··· Task input
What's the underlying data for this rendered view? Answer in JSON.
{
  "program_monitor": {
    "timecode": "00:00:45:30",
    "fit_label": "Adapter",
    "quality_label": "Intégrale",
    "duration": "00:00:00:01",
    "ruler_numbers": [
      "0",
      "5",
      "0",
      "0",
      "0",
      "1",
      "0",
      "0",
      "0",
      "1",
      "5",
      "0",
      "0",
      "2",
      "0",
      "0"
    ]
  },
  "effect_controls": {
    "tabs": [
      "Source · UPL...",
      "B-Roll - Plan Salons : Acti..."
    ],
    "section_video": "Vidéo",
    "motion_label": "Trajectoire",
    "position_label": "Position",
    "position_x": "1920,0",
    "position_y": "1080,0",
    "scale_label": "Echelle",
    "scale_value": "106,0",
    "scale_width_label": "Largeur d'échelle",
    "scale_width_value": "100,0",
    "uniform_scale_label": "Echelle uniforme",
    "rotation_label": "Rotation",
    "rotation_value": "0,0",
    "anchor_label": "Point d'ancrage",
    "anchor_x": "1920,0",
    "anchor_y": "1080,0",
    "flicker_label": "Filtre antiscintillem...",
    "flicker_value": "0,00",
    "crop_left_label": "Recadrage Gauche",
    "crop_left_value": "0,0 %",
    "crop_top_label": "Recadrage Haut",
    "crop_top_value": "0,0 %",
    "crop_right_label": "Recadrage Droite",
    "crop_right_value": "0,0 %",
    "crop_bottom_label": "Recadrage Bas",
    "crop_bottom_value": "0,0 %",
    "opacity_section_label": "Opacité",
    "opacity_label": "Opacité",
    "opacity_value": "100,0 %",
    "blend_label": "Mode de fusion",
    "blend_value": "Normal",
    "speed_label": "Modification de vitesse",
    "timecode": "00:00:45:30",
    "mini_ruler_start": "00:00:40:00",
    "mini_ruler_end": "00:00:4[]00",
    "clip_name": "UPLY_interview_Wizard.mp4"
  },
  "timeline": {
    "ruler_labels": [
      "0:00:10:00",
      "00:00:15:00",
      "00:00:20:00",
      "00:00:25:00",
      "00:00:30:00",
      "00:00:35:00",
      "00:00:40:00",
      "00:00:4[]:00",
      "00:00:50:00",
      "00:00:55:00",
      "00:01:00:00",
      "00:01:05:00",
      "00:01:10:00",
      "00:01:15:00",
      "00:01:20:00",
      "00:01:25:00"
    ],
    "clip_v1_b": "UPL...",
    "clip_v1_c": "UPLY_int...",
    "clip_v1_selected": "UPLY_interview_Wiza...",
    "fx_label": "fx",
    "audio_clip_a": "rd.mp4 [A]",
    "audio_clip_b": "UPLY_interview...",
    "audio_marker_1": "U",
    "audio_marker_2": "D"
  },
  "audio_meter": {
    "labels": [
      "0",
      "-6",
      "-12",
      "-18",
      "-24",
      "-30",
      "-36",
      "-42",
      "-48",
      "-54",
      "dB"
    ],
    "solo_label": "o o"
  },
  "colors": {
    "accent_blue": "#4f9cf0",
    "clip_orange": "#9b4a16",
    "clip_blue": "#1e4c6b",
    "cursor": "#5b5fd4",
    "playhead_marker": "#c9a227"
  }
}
······
··· Task input
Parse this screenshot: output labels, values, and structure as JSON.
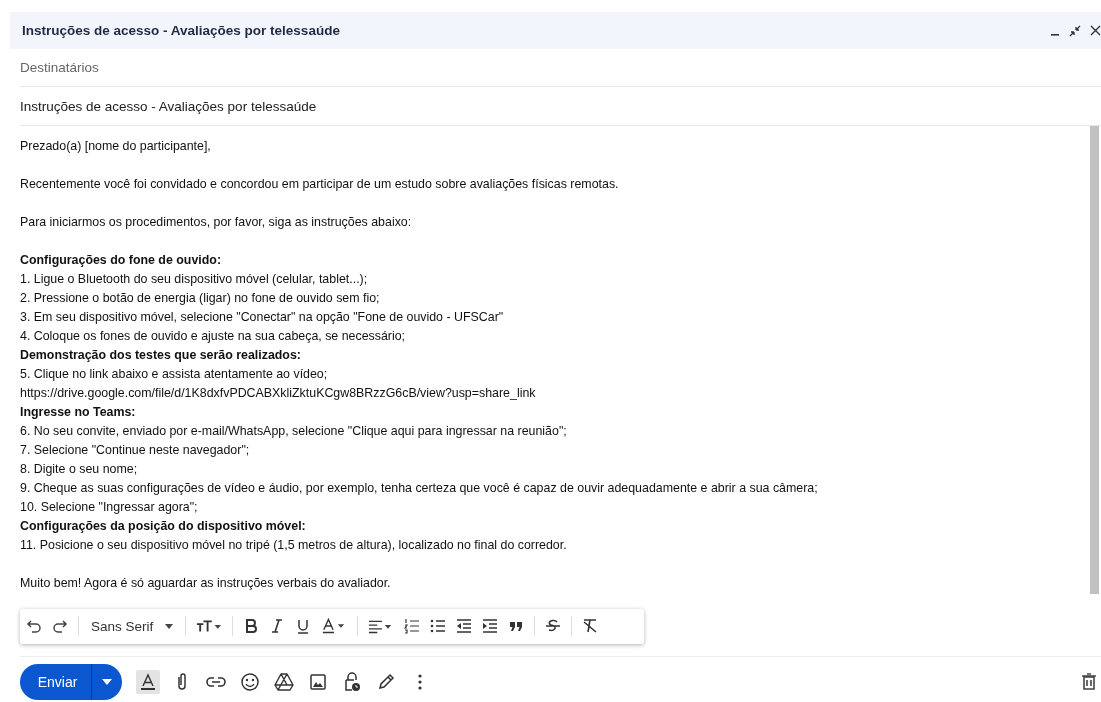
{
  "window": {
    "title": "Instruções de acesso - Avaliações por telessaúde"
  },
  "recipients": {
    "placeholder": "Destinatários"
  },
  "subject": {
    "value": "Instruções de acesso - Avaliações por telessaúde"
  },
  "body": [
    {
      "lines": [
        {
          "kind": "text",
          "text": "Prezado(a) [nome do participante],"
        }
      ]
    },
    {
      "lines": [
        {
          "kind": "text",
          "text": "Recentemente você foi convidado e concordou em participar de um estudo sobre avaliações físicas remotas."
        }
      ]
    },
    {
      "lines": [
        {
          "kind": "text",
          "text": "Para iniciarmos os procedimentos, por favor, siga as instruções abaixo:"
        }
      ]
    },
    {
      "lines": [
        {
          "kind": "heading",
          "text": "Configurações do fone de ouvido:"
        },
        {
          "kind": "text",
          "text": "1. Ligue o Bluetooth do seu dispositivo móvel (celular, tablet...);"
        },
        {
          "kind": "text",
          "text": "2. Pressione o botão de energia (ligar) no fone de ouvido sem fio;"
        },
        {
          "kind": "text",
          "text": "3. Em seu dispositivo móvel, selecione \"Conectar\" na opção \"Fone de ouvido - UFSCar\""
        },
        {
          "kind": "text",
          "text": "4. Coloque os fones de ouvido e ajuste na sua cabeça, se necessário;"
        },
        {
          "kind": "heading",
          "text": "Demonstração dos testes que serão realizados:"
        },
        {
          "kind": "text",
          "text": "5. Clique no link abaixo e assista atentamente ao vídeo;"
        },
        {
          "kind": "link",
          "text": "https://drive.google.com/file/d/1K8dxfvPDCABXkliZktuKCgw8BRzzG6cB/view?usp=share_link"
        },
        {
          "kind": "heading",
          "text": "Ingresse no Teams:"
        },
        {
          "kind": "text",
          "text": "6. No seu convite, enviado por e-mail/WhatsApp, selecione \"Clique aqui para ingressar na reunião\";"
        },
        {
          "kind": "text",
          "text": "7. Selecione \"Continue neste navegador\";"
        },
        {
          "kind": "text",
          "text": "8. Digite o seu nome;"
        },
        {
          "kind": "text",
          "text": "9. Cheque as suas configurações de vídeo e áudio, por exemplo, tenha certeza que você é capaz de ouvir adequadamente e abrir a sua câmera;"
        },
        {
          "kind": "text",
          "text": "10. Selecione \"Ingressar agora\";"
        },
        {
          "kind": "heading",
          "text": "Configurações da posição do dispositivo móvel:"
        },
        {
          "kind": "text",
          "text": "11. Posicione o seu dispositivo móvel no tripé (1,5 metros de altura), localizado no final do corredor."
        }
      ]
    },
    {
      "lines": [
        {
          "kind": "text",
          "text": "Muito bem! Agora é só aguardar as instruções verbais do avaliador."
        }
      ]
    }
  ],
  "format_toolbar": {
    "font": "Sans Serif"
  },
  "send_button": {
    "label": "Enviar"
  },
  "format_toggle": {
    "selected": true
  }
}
······
- _Aim_: Look through the records and gather each line with the word "Clique".

- _Response to the exercise_:
          "text": "5. Clique no link abaixo e assista atentamente ao vídeo;"
          "text": "6. No seu convite, enviado por e-mail/WhatsApp, selecione \"Clique aqui para ingressar na reunião\";"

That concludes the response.